MATERIAL FOR THIS EXERCISE:
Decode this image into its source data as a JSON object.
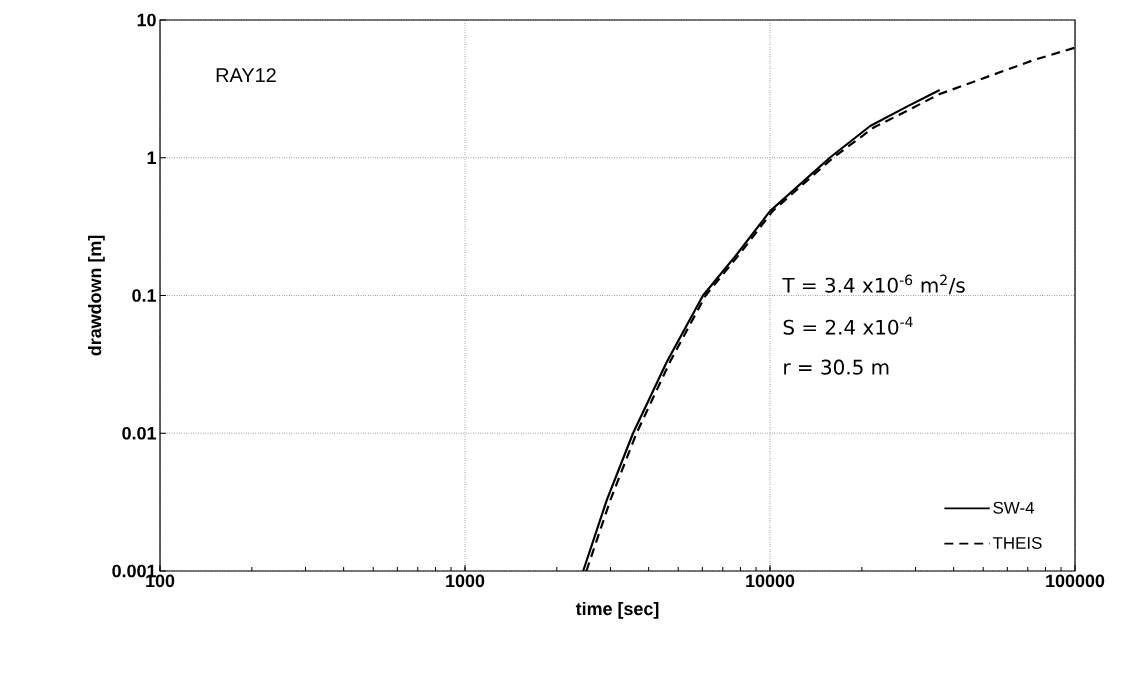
{
  "chart_data": {
    "type": "line",
    "xlabel": "time  [sec]",
    "ylabel": "drawdown  [m]",
    "log": "xy",
    "grid": true,
    "legend": "bottom right",
    "marker": "none",
    "xlim": [
      100,
      100000
    ],
    "xticks": [
      100,
      1000,
      10000,
      100000
    ],
    "ylim": [
      0.001,
      10
    ],
    "yticks": [
      0.001,
      0.01,
      0.1,
      1,
      10
    ],
    "annotations": [
      "RAY12",
      "T = 3.4 x10$^{-6}$ m$^{2}$/s",
      "S = 2.4 x10$^{-4}$",
      "r = 30.5 m"
    ],
    "series": [
      {
        "name": "SW-4",
        "color": "#000000",
        "line_style": "solid",
        "x": [
          2440,
          2920,
          3556,
          4590,
          6030,
          7800,
          10000,
          15700,
          21300,
          28100,
          36000
        ],
        "values": [
          0.001,
          0.0033,
          0.01,
          0.033,
          0.1,
          0.2,
          0.41,
          1,
          1.7,
          2.35,
          3.1
        ]
      },
      {
        "name": "THEIS",
        "color": "#000000",
        "line_style": "dashed",
        "x": [
          2500,
          3000,
          3650,
          4700,
          6150,
          7950,
          10200,
          16100,
          21800,
          28800,
          36000,
          53800,
          72800,
          100000
        ],
        "values": [
          0.001,
          0.0033,
          0.01,
          0.033,
          0.1,
          0.2,
          0.41,
          1,
          1.65,
          2.25,
          2.9,
          4.0,
          5.1,
          6.3
        ]
      }
    ]
  }
}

PROBLEM TO WORK ON: Copy each line above precisely, dropping the pictures.

ANSWER TO THE EXERCISE:
Decode this image into its source data as a JSON object.
{
  "chart_data": {
    "type": "line",
    "xlabel": "time  [sec]",
    "ylabel": "drawdown  [m]",
    "log": "xy",
    "grid": true,
    "legend": "bottom right",
    "marker": "none",
    "xlim": [
      100,
      100000
    ],
    "xticks": [
      100,
      1000,
      10000,
      100000
    ],
    "ylim": [
      0.001,
      10
    ],
    "yticks": [
      0.001,
      0.01,
      0.1,
      1,
      10
    ],
    "annotations": [
      "RAY12",
      "T = 3.4 x10$^{-6}$ m$^{2}$/s",
      "S = 2.4 x10$^{-4}$",
      "r = 30.5 m"
    ],
    "series": [
      {
        "name": "SW-4",
        "color": "#000000",
        "line_style": "solid",
        "x": [
          2440,
          2920,
          3556,
          4590,
          6030,
          7800,
          10000,
          15700,
          21300,
          28100,
          36000
        ],
        "values": [
          0.001,
          0.0033,
          0.01,
          0.033,
          0.1,
          0.2,
          0.41,
          1,
          1.7,
          2.35,
          3.1
        ]
      },
      {
        "name": "THEIS",
        "color": "#000000",
        "line_style": "dashed",
        "x": [
          2500,
          3000,
          3650,
          4700,
          6150,
          7950,
          10200,
          16100,
          21800,
          28800,
          36000,
          53800,
          72800,
          100000
        ],
        "values": [
          0.001,
          0.0033,
          0.01,
          0.033,
          0.1,
          0.2,
          0.41,
          1,
          1.65,
          2.25,
          2.9,
          4.0,
          5.1,
          6.3
        ]
      }
    ]
  }
}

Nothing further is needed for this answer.